**AVAILABLE DATA**
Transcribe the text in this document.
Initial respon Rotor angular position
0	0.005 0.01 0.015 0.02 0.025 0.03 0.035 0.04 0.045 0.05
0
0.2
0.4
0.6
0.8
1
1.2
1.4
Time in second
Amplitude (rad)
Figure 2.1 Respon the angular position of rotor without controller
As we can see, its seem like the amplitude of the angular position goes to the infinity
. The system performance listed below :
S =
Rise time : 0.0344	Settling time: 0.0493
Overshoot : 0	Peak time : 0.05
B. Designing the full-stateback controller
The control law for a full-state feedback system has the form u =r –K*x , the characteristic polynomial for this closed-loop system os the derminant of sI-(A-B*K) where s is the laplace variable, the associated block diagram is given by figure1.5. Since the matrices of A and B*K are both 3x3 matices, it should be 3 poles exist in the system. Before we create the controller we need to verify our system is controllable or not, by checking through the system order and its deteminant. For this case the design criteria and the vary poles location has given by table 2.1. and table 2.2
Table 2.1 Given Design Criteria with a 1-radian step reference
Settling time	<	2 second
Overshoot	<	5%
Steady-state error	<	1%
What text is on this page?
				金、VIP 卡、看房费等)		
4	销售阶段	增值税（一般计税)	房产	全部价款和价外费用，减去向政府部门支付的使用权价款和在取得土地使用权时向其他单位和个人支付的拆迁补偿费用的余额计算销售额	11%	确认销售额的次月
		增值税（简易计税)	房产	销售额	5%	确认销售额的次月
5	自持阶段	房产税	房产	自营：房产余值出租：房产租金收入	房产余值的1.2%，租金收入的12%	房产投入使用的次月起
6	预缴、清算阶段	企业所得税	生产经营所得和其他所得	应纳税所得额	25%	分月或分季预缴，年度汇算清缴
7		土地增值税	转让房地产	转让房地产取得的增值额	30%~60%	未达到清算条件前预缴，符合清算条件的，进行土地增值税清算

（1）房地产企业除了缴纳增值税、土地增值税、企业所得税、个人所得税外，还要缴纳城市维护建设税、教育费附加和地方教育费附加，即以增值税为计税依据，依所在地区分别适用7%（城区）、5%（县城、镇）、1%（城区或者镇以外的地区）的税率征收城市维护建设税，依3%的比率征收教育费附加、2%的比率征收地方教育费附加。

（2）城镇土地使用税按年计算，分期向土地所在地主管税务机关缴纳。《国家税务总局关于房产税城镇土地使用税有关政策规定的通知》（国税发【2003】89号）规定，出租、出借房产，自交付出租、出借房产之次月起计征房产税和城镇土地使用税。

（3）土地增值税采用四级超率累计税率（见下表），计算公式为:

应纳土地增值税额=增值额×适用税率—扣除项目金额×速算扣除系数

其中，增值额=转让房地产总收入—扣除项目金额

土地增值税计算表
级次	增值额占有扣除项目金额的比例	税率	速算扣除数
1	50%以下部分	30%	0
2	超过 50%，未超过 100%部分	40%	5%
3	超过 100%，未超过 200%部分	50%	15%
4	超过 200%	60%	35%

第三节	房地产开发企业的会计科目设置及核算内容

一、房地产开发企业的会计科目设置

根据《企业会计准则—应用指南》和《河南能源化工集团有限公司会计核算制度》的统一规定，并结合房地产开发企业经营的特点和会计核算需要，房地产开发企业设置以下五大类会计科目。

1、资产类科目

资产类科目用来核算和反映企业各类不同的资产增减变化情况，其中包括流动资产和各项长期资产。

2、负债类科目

**TASK GOAL**
Return each line of the data that contains the string "second".

**EXERCISE RESPONSE**
Time in second
Settling time	<	2 second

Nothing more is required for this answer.